→ **INPUT ROWS**:

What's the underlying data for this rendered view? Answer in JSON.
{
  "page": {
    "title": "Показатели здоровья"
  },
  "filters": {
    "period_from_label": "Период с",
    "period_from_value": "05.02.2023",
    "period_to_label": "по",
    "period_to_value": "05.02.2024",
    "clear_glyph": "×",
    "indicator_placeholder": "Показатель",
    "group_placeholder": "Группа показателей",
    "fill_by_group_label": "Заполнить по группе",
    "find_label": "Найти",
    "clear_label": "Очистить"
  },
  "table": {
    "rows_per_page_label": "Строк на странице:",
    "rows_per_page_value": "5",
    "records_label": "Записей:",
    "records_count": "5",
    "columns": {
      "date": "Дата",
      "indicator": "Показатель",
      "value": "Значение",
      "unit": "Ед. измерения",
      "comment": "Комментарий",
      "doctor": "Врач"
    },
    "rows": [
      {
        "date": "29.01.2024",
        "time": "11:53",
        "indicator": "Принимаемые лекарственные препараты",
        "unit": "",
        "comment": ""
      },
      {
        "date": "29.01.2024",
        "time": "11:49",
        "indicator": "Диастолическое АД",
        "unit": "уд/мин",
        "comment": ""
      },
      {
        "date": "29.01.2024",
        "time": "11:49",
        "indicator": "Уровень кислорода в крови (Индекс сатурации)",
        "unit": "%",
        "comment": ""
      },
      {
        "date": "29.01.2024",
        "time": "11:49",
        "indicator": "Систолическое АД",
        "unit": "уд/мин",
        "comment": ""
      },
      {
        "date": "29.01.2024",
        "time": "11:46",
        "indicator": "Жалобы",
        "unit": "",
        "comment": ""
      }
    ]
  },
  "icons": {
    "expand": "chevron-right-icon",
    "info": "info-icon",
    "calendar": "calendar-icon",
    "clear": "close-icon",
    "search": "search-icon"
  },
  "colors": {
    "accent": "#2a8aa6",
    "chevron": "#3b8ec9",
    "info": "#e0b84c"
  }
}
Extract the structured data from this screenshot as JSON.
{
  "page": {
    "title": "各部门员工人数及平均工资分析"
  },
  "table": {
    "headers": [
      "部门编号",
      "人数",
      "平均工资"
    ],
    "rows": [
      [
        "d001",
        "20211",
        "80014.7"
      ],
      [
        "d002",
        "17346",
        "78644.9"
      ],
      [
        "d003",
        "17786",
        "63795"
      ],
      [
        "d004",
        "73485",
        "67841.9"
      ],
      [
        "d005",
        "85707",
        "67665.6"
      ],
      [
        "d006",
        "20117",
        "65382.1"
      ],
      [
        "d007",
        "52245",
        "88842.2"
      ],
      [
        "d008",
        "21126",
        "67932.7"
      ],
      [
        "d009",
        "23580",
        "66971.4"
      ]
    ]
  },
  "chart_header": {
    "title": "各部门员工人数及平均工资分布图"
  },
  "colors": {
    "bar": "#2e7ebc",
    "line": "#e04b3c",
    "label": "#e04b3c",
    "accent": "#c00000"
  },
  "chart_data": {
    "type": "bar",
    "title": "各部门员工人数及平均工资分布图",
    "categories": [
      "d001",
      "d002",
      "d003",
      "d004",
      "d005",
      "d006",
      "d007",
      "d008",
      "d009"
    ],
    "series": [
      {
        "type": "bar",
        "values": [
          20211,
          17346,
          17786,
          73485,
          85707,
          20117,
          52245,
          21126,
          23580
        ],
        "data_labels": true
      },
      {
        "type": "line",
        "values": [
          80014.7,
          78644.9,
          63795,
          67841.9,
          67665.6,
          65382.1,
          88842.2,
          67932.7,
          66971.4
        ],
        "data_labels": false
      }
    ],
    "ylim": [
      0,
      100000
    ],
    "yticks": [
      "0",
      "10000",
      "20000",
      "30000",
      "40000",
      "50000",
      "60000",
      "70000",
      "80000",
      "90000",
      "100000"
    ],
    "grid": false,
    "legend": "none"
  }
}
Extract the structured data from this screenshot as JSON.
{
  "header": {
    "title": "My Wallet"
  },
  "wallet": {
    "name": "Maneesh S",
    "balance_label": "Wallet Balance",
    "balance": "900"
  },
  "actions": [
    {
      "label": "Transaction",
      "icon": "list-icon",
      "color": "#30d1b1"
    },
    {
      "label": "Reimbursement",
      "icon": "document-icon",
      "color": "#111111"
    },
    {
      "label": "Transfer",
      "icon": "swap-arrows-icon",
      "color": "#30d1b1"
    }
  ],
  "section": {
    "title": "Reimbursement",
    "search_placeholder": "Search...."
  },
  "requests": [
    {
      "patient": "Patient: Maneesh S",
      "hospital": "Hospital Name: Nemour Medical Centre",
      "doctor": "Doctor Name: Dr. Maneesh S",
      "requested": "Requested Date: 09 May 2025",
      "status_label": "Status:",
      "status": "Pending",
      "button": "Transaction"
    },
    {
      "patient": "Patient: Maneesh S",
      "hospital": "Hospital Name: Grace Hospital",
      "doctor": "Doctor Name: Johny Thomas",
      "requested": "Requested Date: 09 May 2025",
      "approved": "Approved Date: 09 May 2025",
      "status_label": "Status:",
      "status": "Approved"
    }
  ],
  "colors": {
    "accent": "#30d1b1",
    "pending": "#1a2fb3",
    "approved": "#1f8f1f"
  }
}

→ **WHAT YOU NEED TO DO**: Write the data out again in full and exactly.

→ **WRITTEN SOLUTION**:
What's the underlying data for this rendered view? Answer in JSON.
{
  "page": {
    "title": "Показатели здоровья"
  },
  "filters": {
    "period_from_label": "Период с",
    "period_from_value": "05.02.2023",
    "period_to_label": "по",
    "period_to_value": "05.02.2024",
    "clear_glyph": "×",
    "indicator_placeholder": "Показатель",
    "group_placeholder": "Группа показателей",
    "fill_by_group_label": "Заполнить по группе",
    "find_label": "Найти",
    "clear_label": "Очистить"
  },
  "table": {
    "rows_per_page_label": "Строк на странице:",
    "rows_per_page_value": "5",
    "records_label": "Записей:",
    "records_count": "5",
    "columns": {
      "date": "Дата",
      "indicator": "Показатель",
      "value": "Значение",
      "unit": "Ед. измерения",
      "comment": "Комментарий",
      "doctor": "Врач"
    },
    "rows": [
      {
        "date": "29.01.2024",
        "time": "11:53",
        "indicator": "Принимаемые лекарственные препараты",
        "unit": "",
        "comment": ""
      },
      {
        "date": "29.01.2024",
        "time": "11:49",
        "indicator": "Диастолическое АД",
        "unit": "уд/мин",
        "comment": ""
      },
      {
        "date": "29.01.2024",
        "time": "11:49",
        "indicator": "Уровень кислорода в крови (Индекс сатурации)",
        "unit": "%",
        "comment": ""
      },
      {
        "date": "29.01.2024",
        "time": "11:49",
        "indicator": "Систолическое АД",
        "unit": "уд/мин",
        "comment": ""
      },
      {
        "date": "29.01.2024",
        "time": "11:46",
        "indicator": "Жалобы",
        "unit": "",
        "comment": ""
      }
    ]
  },
  "icons": {
    "expand": "chevron-right-icon",
    "info": "info-icon",
    "calendar": "calendar-icon",
    "clear": "close-icon",
    "search": "search-icon"
  },
  "colors": {
    "accent": "#2a8aa6",
    "chevron": "#3b8ec9",
    "info": "#e0b84c"
  }
}
Extract the structured data from this screenshot as JSON.
{
  "page": {
    "title": "各部门员工人数及平均工资分析"
  },
  "table": {
    "headers": [
      "部门编号",
      "人数",
      "平均工资"
    ],
    "rows": [
      [
        "d001",
        "20211",
        "80014.7"
      ],
      [
        "d002",
        "17346",
        "78644.9"
      ],
      [
        "d003",
        "17786",
        "63795"
      ],
      [
        "d004",
        "73485",
        "67841.9"
      ],
      [
        "d005",
        "85707",
        "67665.6"
      ],
      [
        "d006",
        "20117",
        "65382.1"
      ],
      [
        "d007",
        "52245",
        "88842.2"
      ],
      [
        "d008",
        "21126",
        "67932.7"
      ],
      [
        "d009",
        "23580",
        "66971.4"
      ]
    ]
  },
  "chart_header": {
    "title": "各部门员工人数及平均工资分布图"
  },
  "colors": {
    "bar": "#2e7ebc",
    "line": "#e04b3c",
    "label": "#e04b3c",
    "accent": "#c00000"
  },
  "chart_data": {
    "type": "bar",
    "title": "各部门员工人数及平均工资分布图",
    "categories": [
      "d001",
      "d002",
      "d003",
      "d004",
      "d005",
      "d006",
      "d007",
      "d008",
      "d009"
    ],
    "series": [
      {
        "type": "bar",
        "values": [
          20211,
          17346,
          17786,
          73485,
          85707,
          20117,
          52245,
          21126,
          23580
        ],
        "data_labels": true
      },
      {
        "type": "line",
        "values": [
          80014.7,
          78644.9,
          63795,
          67841.9,
          67665.6,
          65382.1,
          88842.2,
          67932.7,
          66971.4
        ],
        "data_labels": false
      }
    ],
    "ylim": [
      0,
      100000
    ],
    "yticks": [
      "0",
      "10000",
      "20000",
      "30000",
      "40000",
      "50000",
      "60000",
      "70000",
      "80000",
      "90000",
      "100000"
    ],
    "grid": false,
    "legend": "none"
  }
}
Extract the structured data from this screenshot as JSON.
{
  "header": {
    "title": "My Wallet"
  },
  "wallet": {
    "name": "Maneesh S",
    "balance_label": "Wallet Balance",
    "balance": "900"
  },
  "actions": [
    {
      "label": "Transaction",
      "icon": "list-icon",
      "color": "#30d1b1"
    },
    {
      "label": "Reimbursement",
      "icon": "document-icon",
      "color": "#111111"
    },
    {
      "label": "Transfer",
      "icon": "swap-arrows-icon",
      "color": "#30d1b1"
    }
  ],
  "section": {
    "title": "Reimbursement",
    "search_placeholder": "Search...."
  },
  "requests": [
    {
      "patient": "Patient: Maneesh S",
      "hospital": "Hospital Name: Nemour Medical Centre",
      "doctor": "Doctor Name: Dr. Maneesh S",
      "requested": "Requested Date: 09 May 2025",
      "status_label": "Status:",
      "status": "Pending",
      "button": "Transaction"
    },
    {
      "patient": "Patient: Maneesh S",
      "hospital": "Hospital Name: Grace Hospital",
      "doctor": "Doctor Name: Johny Thomas",
      "requested": "Requested Date: 09 May 2025",
      "approved": "Approved Date: 09 May 2025",
      "status_label": "Status:",
      "status": "Approved"
    }
  ],
  "colors": {
    "accent": "#30d1b1",
    "pending": "#1a2fb3",
    "approved": "#1f8f1f"
  }
}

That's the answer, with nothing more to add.